--- Instruction ---
Below is a block of records; return all of them exactly, but without the images.

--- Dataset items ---

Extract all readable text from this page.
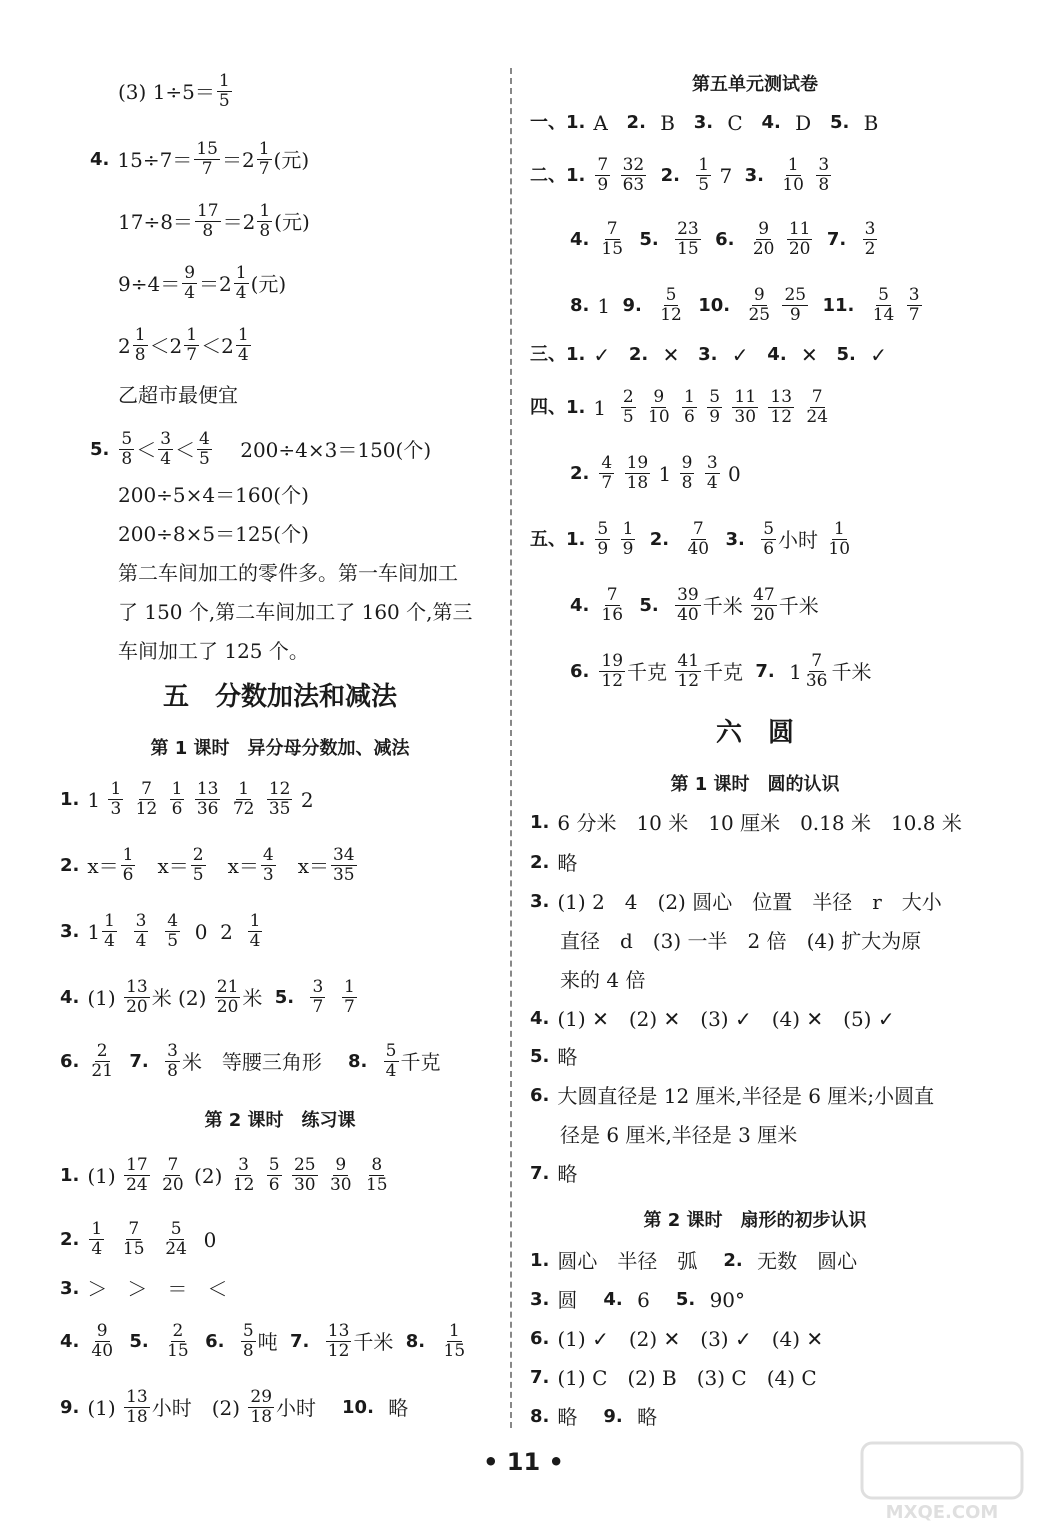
五　分数加法和减法
第 1 课时　异分母分数加、减法
第 2 课时　练习课
(3) $1\div 5= \frac{1}{5}$
4. $15\div 7= \frac{15}{7} =2 \frac{1}{7}$ (元)
$17\div 8= \frac{17}{8} =2 \frac{1}{8}$ (元)
$9\div 4= \frac{9}{4} =2 \frac{1}{4}$ (元)
$2 \frac{1}{8} <2 \frac{1}{7} <2 \frac{1}{4}$
乙超市最便宜
5. $\frac{5}{8} < \frac{3}{4} < \frac{4}{5}$ 　 200÷4×3＝150(个)
200÷5×4＝160(个)
200÷8×5＝125(个)
第二车间加工的零件多。第一车间加工
了 150 个,第二车间加工了 160 个,第三
车间加工了 125 个。
1. $1 \frac{1}{3}$
$\frac{7}{12}$
$\frac{1}{6}$
$\frac{13}{36}$
$\frac{1}{72}$
$\frac{12}{35} 2$
2. $x= \frac{1}{6}$ 　$x= \frac{2}{5}$ 　$x= \frac{4}{3}$ 　$x= \frac{34}{35}$
3. $1 \frac{1}{4}$
$\frac{3}{4}$
$\frac{4}{5} 0$  $2 \frac{1}{4}$
4. $(1) \frac{13}{20}$ 米 $(2) \frac{21}{20}$ 米 5.
$\frac{3}{7}$
$\frac{1}{7}$
6. $\frac{2}{21}$
7.
$\frac{3}{8}$ 米　等腰三角形　 8.
$\frac{5}{4}$ 千克
1. $(1) \frac{17}{24}$
$\frac{7}{20} (2) \frac{3}{12}$
$\frac{5}{6}$
$\frac{25}{30}$
$\frac{9}{30}$
$\frac{8}{15}$
2. $\frac{1}{4}$
$\frac{7}{15}$
$\frac{5}{24} 0$
3. ＞　＞　＝　＜
4. $\frac{9}{40}$
5.
$\frac{2}{15}$
6.
$\frac{5}{8}$ 吨 7.
$\frac{13}{12}$ 千米 8.
$\frac{1}{15}$
9. $(1) \frac{13}{18}$ 小时　$(2) \frac{29}{18}$ 小时　 10. 略
第五单元测试卷
六　圆
第 1 课时　圆的认识
第 2 课时　扇形的初步认识
一、1. A 2. B 3. C 4. D 5. B
二、1. $\frac{7}{9}$
$\frac{32}{63}$
2.
$\frac{1}{5} 7$ 3.
$\frac{1}{10}$
$\frac{3}{8}$
4. $\frac{7}{15}$
5.
$\frac{23}{15}$
6.
$\frac{9}{20}$
$\frac{11}{20}$
7.
$\frac{3}{2}$
8. 1 9.
$\frac{5}{12}$
10.
$\frac{9}{25}$
$\frac{25}{9}$
11.
$\frac{5}{14}$
$\frac{3}{7}$
三、1. ✓ 2. ✕ 3. ✓ 4. ✕ 5. ✓
四、1. $1 \frac{2}{5}$
$\frac{9}{10}$
$\frac{1}{6}$
$\frac{5}{9}$
$\frac{11}{30}$
$\frac{13}{12}$
$\frac{7}{24}$
2. $\frac{4}{7}$
$\frac{19}{18} 1 \frac{9}{8}$
$\frac{3}{4} 0$
五、1. $\frac{5}{9}$
$\frac{1}{9}$
2.
$\frac{7}{40}$
3.
$\frac{5}{6}$ 小时 $\frac{1}{10}$
4. $\frac{7}{16}$
5.
$\frac{39}{40}$ 千米 $\frac{47}{20}$ 千米
6. $\frac{19}{12}$ 千克 $\frac{41}{12}$ 千克 7. $1 \frac{7}{36}$ 千米
1. 6 分米　10 米　10 厘米　0.18 米　10.8 米
2. 略
3. (1) 2　4　(2) 圆心　位置　半径　r　大小
直径　d　(3) 一半　2 倍　(4) 扩大为原
来的 4 倍
4. (1) ✕　(2) ✕　(3) ✓　(4) ✕　(5) ✓
5. 略
6. 大圆直径是 12 厘米,半径是 6 厘米;小圆直
径是 6 厘米,半径是 3 厘米
7. 略
1. 圆心　半径　弧　 2. 无数　圆心
3. 圆　 4. 6　 5. 90°
6. (1) ✓　(2) ✕　(3) ✓　(4) ✕
7. (1) C　(2) B　(3) C　(4) C
8. 略　 9. 略
• 11 •
MXQE.COM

--- Output below ---
Extract all readable text from this page.
五　分数加法和减法
第 1 课时　异分母分数加、减法
第 2 课时　练习课
(3) $1\div 5= \frac{1}{5}$
4. $15\div 7= \frac{15}{7} =2 \frac{1}{7}$ (元)
$17\div 8= \frac{17}{8} =2 \frac{1}{8}$ (元)
$9\div 4= \frac{9}{4} =2 \frac{1}{4}$ (元)
$2 \frac{1}{8} <2 \frac{1}{7} <2 \frac{1}{4}$
乙超市最便宜
5. $\frac{5}{8} < \frac{3}{4} < \frac{4}{5}$ 　 200÷4×3＝150(个)
200÷5×4＝160(个)
200÷8×5＝125(个)
第二车间加工的零件多。第一车间加工
了 150 个,第二车间加工了 160 个,第三
车间加工了 125 个。
1. $1 \frac{1}{3}$
$\frac{7}{12}$
$\frac{1}{6}$
$\frac{13}{36}$
$\frac{1}{72}$
$\frac{12}{35} 2$
2. $x= \frac{1}{6}$ 　$x= \frac{2}{5}$ 　$x= \frac{4}{3}$ 　$x= \frac{34}{35}$
3. $1 \frac{1}{4}$
$\frac{3}{4}$
$\frac{4}{5} 0$  $2 \frac{1}{4}$
4. $(1) \frac{13}{20}$ 米 $(2) \frac{21}{20}$ 米 5.
$\frac{3}{7}$
$\frac{1}{7}$
6. $\frac{2}{21}$
7.
$\frac{3}{8}$ 米　等腰三角形　 8.
$\frac{5}{4}$ 千克
1. $(1) \frac{17}{24}$
$\frac{7}{20} (2) \frac{3}{12}$
$\frac{5}{6}$
$\frac{25}{30}$
$\frac{9}{30}$
$\frac{8}{15}$
2. $\frac{1}{4}$
$\frac{7}{15}$
$\frac{5}{24} 0$
3. ＞　＞　＝　＜
4. $\frac{9}{40}$
5.
$\frac{2}{15}$
6.
$\frac{5}{8}$ 吨 7.
$\frac{13}{12}$ 千米 8.
$\frac{1}{15}$
9. $(1) \frac{13}{18}$ 小时　$(2) \frac{29}{18}$ 小时　 10. 略
第五单元测试卷
六　圆
第 1 课时　圆的认识
第 2 课时　扇形的初步认识
一、1. A 2. B 3. C 4. D 5. B
二、1. $\frac{7}{9}$
$\frac{32}{63}$
2.
$\frac{1}{5} 7$ 3.
$\frac{1}{10}$
$\frac{3}{8}$
4. $\frac{7}{15}$
5.
$\frac{23}{15}$
6.
$\frac{9}{20}$
$\frac{11}{20}$
7.
$\frac{3}{2}$
8. 1 9.
$\frac{5}{12}$
10.
$\frac{9}{25}$
$\frac{25}{9}$
11.
$\frac{5}{14}$
$\frac{3}{7}$
三、1. ✓ 2. ✕ 3. ✓ 4. ✕ 5. ✓
四、1. $1 \frac{2}{5}$
$\frac{9}{10}$
$\frac{1}{6}$
$\frac{5}{9}$
$\frac{11}{30}$
$\frac{13}{12}$
$\frac{7}{24}$
2. $\frac{4}{7}$
$\frac{19}{18} 1 \frac{9}{8}$
$\frac{3}{4} 0$
五、1. $\frac{5}{9}$
$\frac{1}{9}$
2.
$\frac{7}{40}$
3.
$\frac{5}{6}$ 小时 $\frac{1}{10}$
4. $\frac{7}{16}$
5.
$\frac{39}{40}$ 千米 $\frac{47}{20}$ 千米
6. $\frac{19}{12}$ 千克 $\frac{41}{12}$ 千克 7. $1 \frac{7}{36}$ 千米
1. 6 分米　10 米　10 厘米　0.18 米　10.8 米
2. 略
3. (1) 2　4　(2) 圆心　位置　半径　r　大小
直径　d　(3) 一半　2 倍　(4) 扩大为原
来的 4 倍
4. (1) ✕　(2) ✕　(3) ✓　(4) ✕　(5) ✓
5. 略
6. 大圆直径是 12 厘米,半径是 6 厘米;小圆直
径是 6 厘米,半径是 3 厘米
7. 略
1. 圆心　半径　弧　 2. 无数　圆心
3. 圆　 4. 6　 5. 90°
6. (1) ✓　(2) ✕　(3) ✓　(4) ✕
7. (1) C　(2) B　(3) C　(4) C
8. 略　 9. 略
• 11 •
MXQE.COM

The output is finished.